▶ WHAT YOU ARE ASKED TO DO:
Would you transcribe the whole listing exactly, minus its pictures?

** START SOURCE DATA **

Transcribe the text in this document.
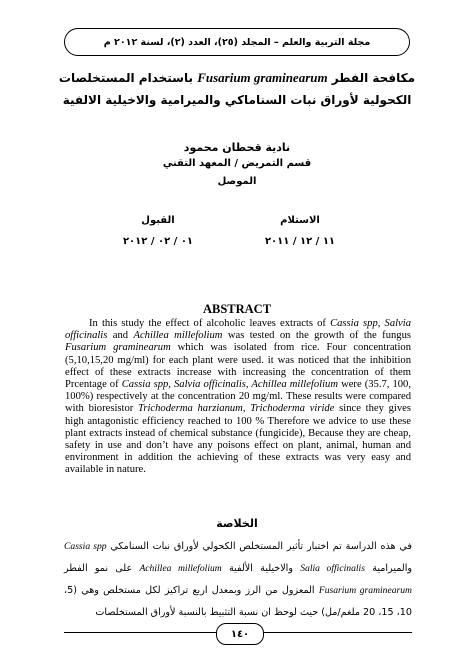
مجلة التربية والعلم – المجلد (٢٥)، العدد (٢)، لسنة ٢٠١٢ م
مكافحة الفطر Fusarium graminearum باستخدام المستخلصات
الكحولية لأوراق نبات السناماكي والميرامية والاخيلية الالفية
نادية قحطان محمود
قسم التمريض / المعهد التقني
الموصل
الاستلام
١١ / ١٢ / ٢٠١١
القبول
٠١ / ٠٢ / ٢٠١٢
ABSTRACT
In this study the effect of alcoholic leaves extracts of Cassia spp, Salvia officinalis and Achillea millefolium was tested on the growth of the fungus Fusarium graminearum which was isolated from rice. Four concentration (5,10,15,20 mg/ml) for each plant were used. it was noticed that the inhibition effect of these extracts increase with increasing the concentration of them Prcentage of Cassia spp, Salvia officinalis, Achillea millefolium were (35.7, 100, 100%) respectively at the concentration 20 mg/ml. These results were compared with bioresistor Trichoderma harzianum, Trichoderma viride since they gives high antagonistic efficiency reached to 100 % Therefore we advice to use these plant extracts instead of chemical substance (fungicide), Because they are cheap, safety in use and don’t have any poisons effect on plant, animal, human and environment in addition the achieving of these extracts was very easy and available in nature.
الخلاصة
في هذه الدراسة تم اختبار تأثير المستخلص الكحولي لأوراق نبات السنامكي Cassia spp والميرامية Salia officinalis والاخيلية الألفية Achillea millefolium على نمو الفطر Fusarium graminearum المعزول من الرز وبمعدل اربع تراكيز لكل مستخلص وهي (5، 10، 15، 20 ملغم/مل) حيث لوحظ ان نسبة التثبيط بالنسبة لأوراق المستخلصات
١٤٠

** END SOURCE DATA **

▶ ANSWER FOR THE TASK:
Transcribe the text in this document.
مجلة التربية والعلم – المجلد (٢٥)، العدد (٢)، لسنة ٢٠١٢ م
مكافحة الفطر Fusarium graminearum باستخدام المستخلصات
الكحولية لأوراق نبات السناماكي والميرامية والاخيلية الالفية
نادية قحطان محمود
قسم التمريض / المعهد التقني
الموصل
الاستلام
١١ / ١٢ / ٢٠١١
القبول
٠١ / ٠٢ / ٢٠١٢
ABSTRACT
In this study the effect of alcoholic leaves extracts of Cassia spp, Salvia officinalis and Achillea millefolium was tested on the growth of the fungus Fusarium graminearum which was isolated from rice. Four concentration (5,10,15,20 mg/ml) for each plant were used. it was noticed that the inhibition effect of these extracts increase with increasing the concentration of them Prcentage of Cassia spp, Salvia officinalis, Achillea millefolium were (35.7, 100, 100%) respectively at the concentration 20 mg/ml. These results were compared with bioresistor Trichoderma harzianum, Trichoderma viride since they gives high antagonistic efficiency reached to 100 % Therefore we advice to use these plant extracts instead of chemical substance (fungicide), Because they are cheap, safety in use and don’t have any poisons effect on plant, animal, human and environment in addition the achieving of these extracts was very easy and available in nature.
الخلاصة
في هذه الدراسة تم اختبار تأثير المستخلص الكحولي لأوراق نبات السنامكي Cassia spp والميرامية Salia officinalis والاخيلية الألفية Achillea millefolium على نمو الفطر Fusarium graminearum المعزول من الرز وبمعدل اربع تراكيز لكل مستخلص وهي (5، 10، 15، 20 ملغم/مل) حيث لوحظ ان نسبة التثبيط بالنسبة لأوراق المستخلصات
١٤٠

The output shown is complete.